Data entries:
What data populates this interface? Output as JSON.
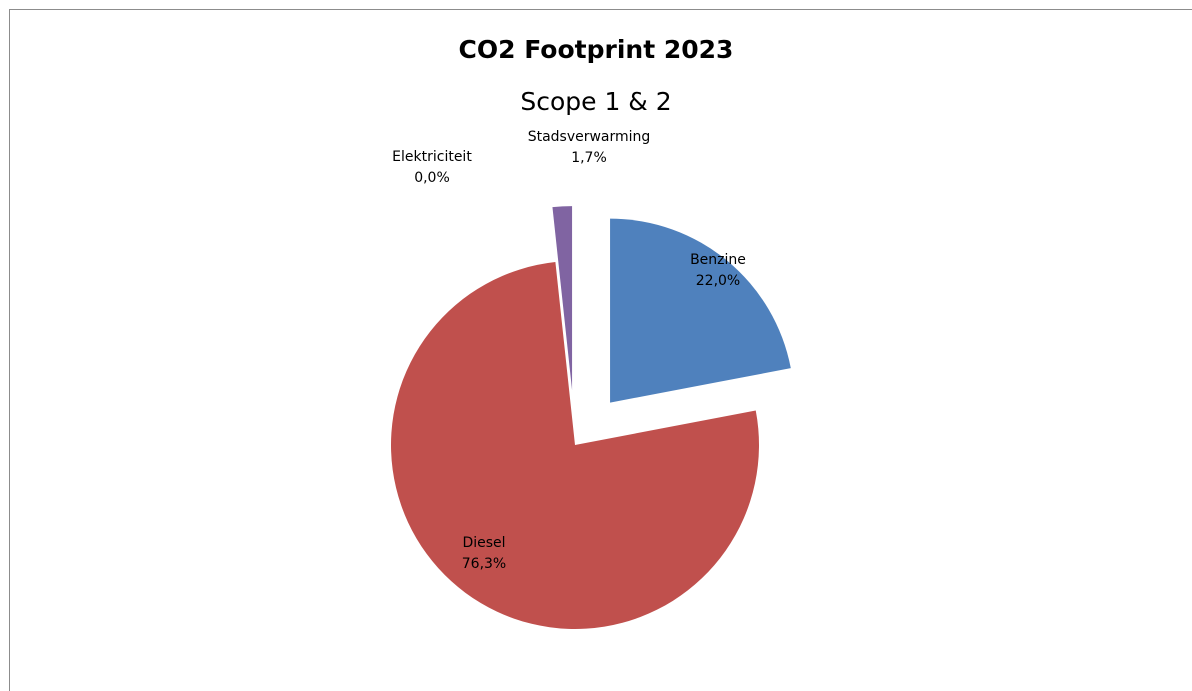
{
  "chart_data": {
    "type": "pie",
    "title": "CO2 Footprint 2023",
    "subtitle": "Scope 1 & 2",
    "slices": [
      {
        "name": "Benzine",
        "percent_label": "22,0%",
        "value": 22.0,
        "color": "#4f81bd",
        "exploded": true
      },
      {
        "name": "Diesel",
        "percent_label": "76,3%",
        "value": 76.3,
        "color": "#c0504d",
        "exploded": false
      },
      {
        "name": "Elektriciteit",
        "percent_label": "0,0%",
        "value": 0.0,
        "color": "#9bbb59",
        "exploded": true
      },
      {
        "name": "Stadsverwarming",
        "percent_label": "1,7%",
        "value": 1.7,
        "color": "#8064a2",
        "exploded": true
      }
    ],
    "legend": "none",
    "data_labels": "category name and percentage"
  }
}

Exercise prompt:
Lines holding the word "value" should be counted across the entries; state only how many there are.

Response to this task:
4